» SELECTED EXCERPT
=====

Would that I were a springboard for my colleagues,

one that could power them toward connecting and communicating in new, collaborative ways with web 2.0 tools! Instead, I’m afraid I’m an annoyance when I speak about the benefits of the read/write web for literacy teachers.

And right now, without the benefit of electronic media at all they are maintaining learning gains each year as measured by high stakes tests like those administered by the Collegeboard people. Besides being excellent teachers of literacy, they are sociable and socially-mediatd people.

But, what more might these educators be able to bring to kids if they were more familiar with the media that kids use, able to do gaming, “chatting,” “txting,” and “tweeting”? Now literacy itself has changed.

That’s why Juliette LaMontagne’s words resonated this evening, as I reflected on the “don’t ask, don’t tell” truce I’ve drawn with my colleagues who won’t willingly go into the digital frontier with me. The notion is scary, or seemingly pointless, or even misguided in their eyes, as I’ve noted previously in this blog.

Instead of engaging as professional educators and inside comfortable routines and canned curricula, LaMontagne claims that teachers could “actively engage in the online space and embrace the radical shift in teaching and learning that is upon us.”

=====

Annotated listings of elements:

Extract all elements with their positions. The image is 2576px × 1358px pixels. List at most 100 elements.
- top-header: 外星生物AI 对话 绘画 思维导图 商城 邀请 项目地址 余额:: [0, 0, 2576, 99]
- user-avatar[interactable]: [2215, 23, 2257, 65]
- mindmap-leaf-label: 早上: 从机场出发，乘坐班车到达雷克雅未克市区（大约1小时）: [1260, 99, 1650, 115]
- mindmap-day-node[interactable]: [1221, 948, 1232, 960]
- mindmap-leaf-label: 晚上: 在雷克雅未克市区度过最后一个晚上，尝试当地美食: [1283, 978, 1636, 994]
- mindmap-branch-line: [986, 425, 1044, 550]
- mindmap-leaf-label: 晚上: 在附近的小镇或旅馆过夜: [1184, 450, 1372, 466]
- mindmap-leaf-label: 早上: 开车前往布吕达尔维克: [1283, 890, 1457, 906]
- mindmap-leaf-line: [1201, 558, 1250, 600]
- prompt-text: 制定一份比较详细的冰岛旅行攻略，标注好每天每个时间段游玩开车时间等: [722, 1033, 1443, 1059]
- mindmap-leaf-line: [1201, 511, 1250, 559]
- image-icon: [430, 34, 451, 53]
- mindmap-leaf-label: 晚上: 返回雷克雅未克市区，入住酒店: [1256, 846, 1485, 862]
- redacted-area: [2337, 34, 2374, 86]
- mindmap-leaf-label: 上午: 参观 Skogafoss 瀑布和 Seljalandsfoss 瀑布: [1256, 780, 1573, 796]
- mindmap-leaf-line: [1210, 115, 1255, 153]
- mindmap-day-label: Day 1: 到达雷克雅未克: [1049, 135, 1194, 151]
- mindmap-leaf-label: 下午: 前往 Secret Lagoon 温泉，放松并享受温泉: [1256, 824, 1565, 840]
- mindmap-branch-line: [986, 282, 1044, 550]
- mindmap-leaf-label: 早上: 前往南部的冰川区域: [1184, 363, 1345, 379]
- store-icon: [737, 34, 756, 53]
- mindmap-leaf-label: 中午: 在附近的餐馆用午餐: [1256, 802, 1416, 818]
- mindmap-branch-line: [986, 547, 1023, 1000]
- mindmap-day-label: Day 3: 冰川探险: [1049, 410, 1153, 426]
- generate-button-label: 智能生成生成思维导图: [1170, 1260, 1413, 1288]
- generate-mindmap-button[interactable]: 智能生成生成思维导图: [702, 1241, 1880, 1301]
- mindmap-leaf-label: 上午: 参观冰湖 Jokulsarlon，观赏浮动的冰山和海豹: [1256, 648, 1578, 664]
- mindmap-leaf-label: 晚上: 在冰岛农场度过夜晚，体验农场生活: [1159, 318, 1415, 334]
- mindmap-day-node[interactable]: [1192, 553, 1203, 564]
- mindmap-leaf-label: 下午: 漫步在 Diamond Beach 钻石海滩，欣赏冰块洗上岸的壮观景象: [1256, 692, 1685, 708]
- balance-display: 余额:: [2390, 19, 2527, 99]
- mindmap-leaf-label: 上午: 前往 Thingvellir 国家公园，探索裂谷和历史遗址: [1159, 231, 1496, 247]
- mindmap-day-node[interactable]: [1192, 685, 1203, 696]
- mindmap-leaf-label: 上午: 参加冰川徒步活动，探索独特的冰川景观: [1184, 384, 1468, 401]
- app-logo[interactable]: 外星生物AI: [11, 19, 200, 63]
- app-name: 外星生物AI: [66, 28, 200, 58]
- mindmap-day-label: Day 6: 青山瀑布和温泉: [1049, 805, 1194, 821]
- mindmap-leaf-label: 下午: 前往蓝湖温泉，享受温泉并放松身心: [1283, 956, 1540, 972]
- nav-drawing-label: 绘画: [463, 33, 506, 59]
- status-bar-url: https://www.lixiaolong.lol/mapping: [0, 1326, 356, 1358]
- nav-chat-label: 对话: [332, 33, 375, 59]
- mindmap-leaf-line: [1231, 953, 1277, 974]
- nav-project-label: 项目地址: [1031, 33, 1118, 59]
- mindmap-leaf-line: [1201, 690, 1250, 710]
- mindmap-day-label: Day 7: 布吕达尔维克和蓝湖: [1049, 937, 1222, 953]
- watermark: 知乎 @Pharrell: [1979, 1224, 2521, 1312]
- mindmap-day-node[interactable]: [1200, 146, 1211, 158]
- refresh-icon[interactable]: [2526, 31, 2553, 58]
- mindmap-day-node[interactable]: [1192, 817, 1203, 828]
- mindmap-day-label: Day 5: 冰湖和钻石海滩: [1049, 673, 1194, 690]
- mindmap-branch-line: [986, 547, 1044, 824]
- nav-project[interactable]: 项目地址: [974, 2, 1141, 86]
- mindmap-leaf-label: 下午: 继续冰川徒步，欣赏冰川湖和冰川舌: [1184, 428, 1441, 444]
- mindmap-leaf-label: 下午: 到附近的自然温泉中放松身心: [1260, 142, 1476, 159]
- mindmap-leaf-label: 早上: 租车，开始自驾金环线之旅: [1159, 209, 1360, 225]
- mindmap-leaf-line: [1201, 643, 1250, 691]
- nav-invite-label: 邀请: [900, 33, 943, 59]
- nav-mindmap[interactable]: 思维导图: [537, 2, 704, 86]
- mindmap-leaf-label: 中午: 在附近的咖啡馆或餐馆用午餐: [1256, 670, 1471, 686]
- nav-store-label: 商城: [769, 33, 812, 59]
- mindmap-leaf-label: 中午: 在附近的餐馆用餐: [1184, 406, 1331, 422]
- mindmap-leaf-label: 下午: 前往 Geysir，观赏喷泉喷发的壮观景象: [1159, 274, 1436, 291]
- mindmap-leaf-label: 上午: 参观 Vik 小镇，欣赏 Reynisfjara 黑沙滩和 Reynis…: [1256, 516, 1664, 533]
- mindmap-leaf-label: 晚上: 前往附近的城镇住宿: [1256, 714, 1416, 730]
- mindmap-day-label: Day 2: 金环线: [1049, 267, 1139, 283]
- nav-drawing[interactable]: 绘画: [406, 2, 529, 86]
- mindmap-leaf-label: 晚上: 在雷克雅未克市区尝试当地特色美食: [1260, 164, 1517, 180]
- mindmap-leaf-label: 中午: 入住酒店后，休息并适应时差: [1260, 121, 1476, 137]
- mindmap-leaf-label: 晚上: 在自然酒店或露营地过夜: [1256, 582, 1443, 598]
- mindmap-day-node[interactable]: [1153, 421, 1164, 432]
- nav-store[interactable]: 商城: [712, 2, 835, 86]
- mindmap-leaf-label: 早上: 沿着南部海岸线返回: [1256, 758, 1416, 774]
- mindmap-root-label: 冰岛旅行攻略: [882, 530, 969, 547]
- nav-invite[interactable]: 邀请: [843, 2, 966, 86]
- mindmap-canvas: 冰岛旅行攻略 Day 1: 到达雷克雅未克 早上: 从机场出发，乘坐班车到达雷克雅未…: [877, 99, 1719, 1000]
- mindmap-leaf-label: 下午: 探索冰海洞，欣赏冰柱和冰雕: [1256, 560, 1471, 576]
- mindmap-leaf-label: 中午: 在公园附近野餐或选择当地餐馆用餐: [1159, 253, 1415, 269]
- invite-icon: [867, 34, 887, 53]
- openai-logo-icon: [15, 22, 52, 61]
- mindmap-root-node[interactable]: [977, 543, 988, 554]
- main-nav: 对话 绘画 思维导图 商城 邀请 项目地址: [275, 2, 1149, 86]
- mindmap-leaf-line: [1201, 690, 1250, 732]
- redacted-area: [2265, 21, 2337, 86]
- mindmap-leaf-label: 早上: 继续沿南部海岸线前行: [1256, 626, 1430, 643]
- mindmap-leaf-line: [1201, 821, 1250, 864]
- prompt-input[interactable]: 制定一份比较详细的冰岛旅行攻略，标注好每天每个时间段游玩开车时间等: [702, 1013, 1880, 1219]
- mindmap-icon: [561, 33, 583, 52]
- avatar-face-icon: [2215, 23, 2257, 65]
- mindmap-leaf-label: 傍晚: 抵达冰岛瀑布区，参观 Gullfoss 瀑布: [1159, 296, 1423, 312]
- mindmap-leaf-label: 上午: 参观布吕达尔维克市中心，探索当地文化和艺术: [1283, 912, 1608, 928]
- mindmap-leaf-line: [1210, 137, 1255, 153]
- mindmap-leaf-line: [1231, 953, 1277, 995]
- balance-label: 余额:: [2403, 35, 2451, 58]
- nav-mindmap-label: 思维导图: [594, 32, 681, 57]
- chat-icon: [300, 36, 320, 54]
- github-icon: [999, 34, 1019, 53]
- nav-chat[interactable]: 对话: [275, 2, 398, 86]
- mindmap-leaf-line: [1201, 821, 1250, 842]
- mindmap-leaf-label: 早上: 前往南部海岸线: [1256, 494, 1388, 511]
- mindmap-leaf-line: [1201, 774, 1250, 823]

=====

» PROBLEMS TO WORK ON
(1) Print the blog post on web 2.0 tools for literacy teachers from "Would that I" to "itself has changed.".
(2) In the blog post on web 2.0 tools for literacy teachers, what does LaMontagne claim teachers could do?
The listings have no connection to the blog post on web 2.0 tools for literacy teachers.

» WRITTEN ANSWERS
(1)
Would that I were a springboard for my colleagues,

one that could power them toward connecting and communicating in new, collaborative ways with web 2.0 tools! Instead, I’m afraid I’m an annoyance when I speak about the benefits of the read/write web for literacy teachers.

And right now, without the benefit of electronic media at all they are maintaining learning gains each year as measured by high stakes tests like those administered by the Collegeboard people. Besides being excellent teachers of literacy, they are sociable and socially-mediatd people.

But, what more might these educators be able to bring to kids if they were more familiar with the media that kids use, able to do gaming, “chatting,” “txting,” and “tweeting”? Now literacy itself has changed.

(2) Teachers could "actively engage in the online space and embrace the radical shift in teaching and learning that is upon us."